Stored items
^^^^^^^^

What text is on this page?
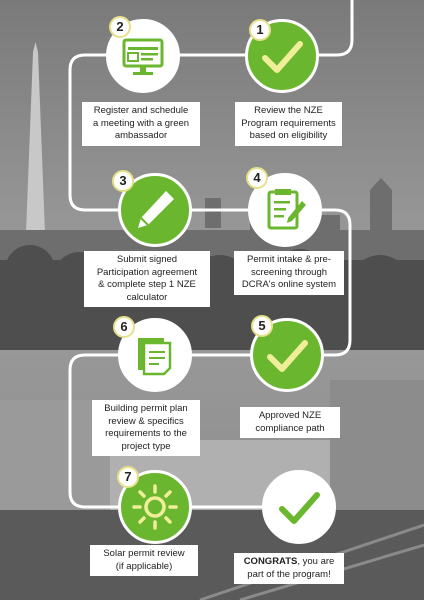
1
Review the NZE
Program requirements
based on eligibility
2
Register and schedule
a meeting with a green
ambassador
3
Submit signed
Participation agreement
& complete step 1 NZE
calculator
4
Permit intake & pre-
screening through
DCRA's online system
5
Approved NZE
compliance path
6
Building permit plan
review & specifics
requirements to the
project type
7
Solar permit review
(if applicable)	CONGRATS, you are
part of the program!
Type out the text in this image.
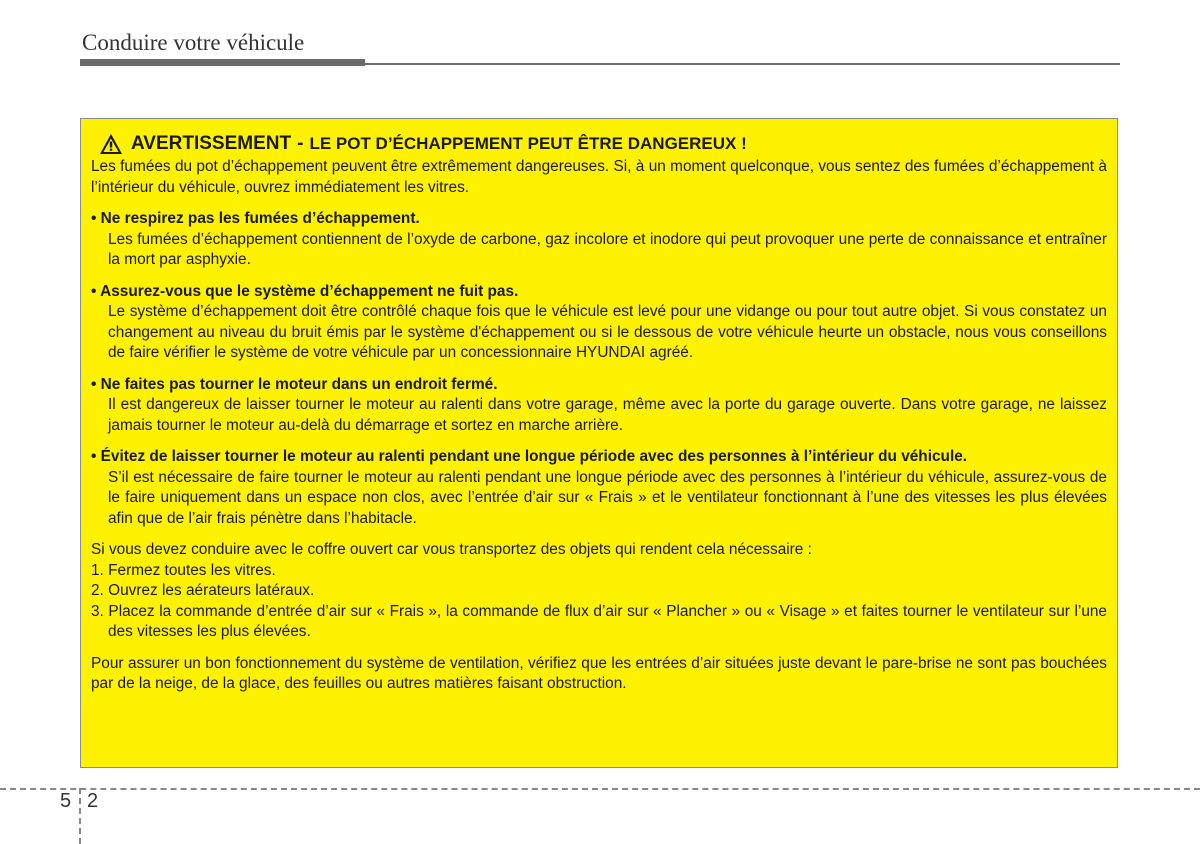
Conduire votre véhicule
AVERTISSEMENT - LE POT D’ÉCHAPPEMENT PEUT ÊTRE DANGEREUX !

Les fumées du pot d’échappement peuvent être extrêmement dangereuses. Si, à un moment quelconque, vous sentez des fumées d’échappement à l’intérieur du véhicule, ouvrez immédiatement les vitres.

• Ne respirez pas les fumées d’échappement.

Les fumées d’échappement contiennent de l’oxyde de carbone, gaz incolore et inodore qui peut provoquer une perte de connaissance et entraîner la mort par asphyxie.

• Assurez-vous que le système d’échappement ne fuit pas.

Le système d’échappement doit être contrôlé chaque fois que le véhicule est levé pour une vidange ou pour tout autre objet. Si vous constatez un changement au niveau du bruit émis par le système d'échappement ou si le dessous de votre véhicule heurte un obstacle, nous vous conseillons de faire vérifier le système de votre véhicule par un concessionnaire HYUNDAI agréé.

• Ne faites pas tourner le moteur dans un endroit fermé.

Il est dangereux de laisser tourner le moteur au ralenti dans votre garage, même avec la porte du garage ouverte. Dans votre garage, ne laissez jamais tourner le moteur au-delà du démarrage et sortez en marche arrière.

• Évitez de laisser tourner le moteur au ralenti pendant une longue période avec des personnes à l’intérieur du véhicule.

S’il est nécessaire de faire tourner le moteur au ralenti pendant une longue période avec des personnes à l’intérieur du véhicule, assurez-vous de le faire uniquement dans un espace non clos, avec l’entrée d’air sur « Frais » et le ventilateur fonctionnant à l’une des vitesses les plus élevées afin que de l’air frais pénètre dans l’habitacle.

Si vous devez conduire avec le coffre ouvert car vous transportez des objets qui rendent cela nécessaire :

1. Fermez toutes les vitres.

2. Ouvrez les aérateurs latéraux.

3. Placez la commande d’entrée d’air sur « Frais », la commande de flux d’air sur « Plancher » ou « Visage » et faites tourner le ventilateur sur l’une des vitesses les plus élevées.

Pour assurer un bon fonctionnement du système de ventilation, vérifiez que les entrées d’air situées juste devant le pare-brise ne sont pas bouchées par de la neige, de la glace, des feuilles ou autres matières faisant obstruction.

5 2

^^^^^^^^

In the entries above, find each line with the word "vitres" and copy it.

→ **Complete answer**
Les fumées du pot d’échappement peuvent être extrêmement dangereuses. Si, à un moment quelconque, vous sentez des fumées d’échappement à l’intérieur du véhicule, ouvrez immédiatement les vitres.
1. Fermez toutes les vitres.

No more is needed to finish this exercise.